[REQUIRED WORK] What you return should match every record exactly, with the images removed.

[RECORDS FOR THIS TASK]

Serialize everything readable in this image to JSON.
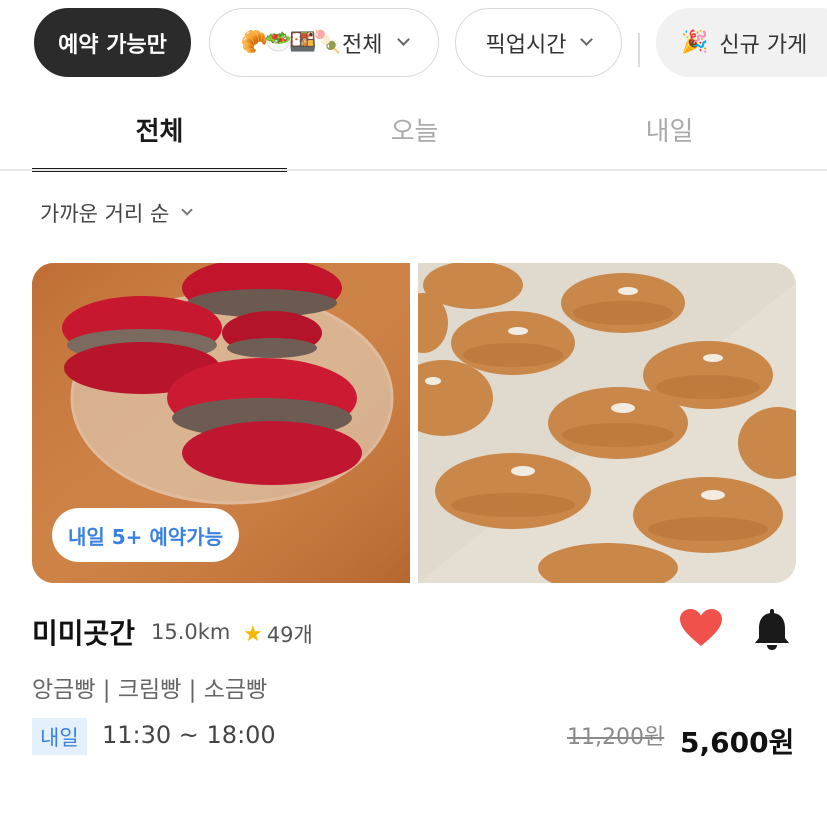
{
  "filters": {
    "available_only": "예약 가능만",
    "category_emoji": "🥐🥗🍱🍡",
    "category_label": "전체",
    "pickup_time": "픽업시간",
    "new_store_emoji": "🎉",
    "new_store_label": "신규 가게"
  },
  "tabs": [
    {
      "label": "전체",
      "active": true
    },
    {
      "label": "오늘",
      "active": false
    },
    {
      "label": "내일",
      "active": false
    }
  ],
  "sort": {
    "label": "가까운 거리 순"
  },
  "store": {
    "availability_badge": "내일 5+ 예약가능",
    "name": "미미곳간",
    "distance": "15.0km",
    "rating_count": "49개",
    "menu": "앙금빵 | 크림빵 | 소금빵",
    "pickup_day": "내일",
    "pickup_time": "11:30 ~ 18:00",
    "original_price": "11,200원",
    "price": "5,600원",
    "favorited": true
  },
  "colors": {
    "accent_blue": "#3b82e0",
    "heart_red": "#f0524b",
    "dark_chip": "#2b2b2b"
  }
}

[THE RESULT]
Serialize everything readable in this image to JSON.
{
  "filters": {
    "available_only": "예약 가능만",
    "category_emoji": "🥐🥗🍱🍡",
    "category_label": "전체",
    "pickup_time": "픽업시간",
    "new_store_emoji": "🎉",
    "new_store_label": "신규 가게"
  },
  "tabs": [
    {
      "label": "전체",
      "active": true
    },
    {
      "label": "오늘",
      "active": false
    },
    {
      "label": "내일",
      "active": false
    }
  ],
  "sort": {
    "label": "가까운 거리 순"
  },
  "store": {
    "availability_badge": "내일 5+ 예약가능",
    "name": "미미곳간",
    "distance": "15.0km",
    "rating_count": "49개",
    "menu": "앙금빵 | 크림빵 | 소금빵",
    "pickup_day": "내일",
    "pickup_time": "11:30 ~ 18:00",
    "original_price": "11,200원",
    "price": "5,600원",
    "favorited": true
  },
  "colors": {
    "accent_blue": "#3b82e0",
    "heart_red": "#f0524b",
    "dark_chip": "#2b2b2b"
  }
}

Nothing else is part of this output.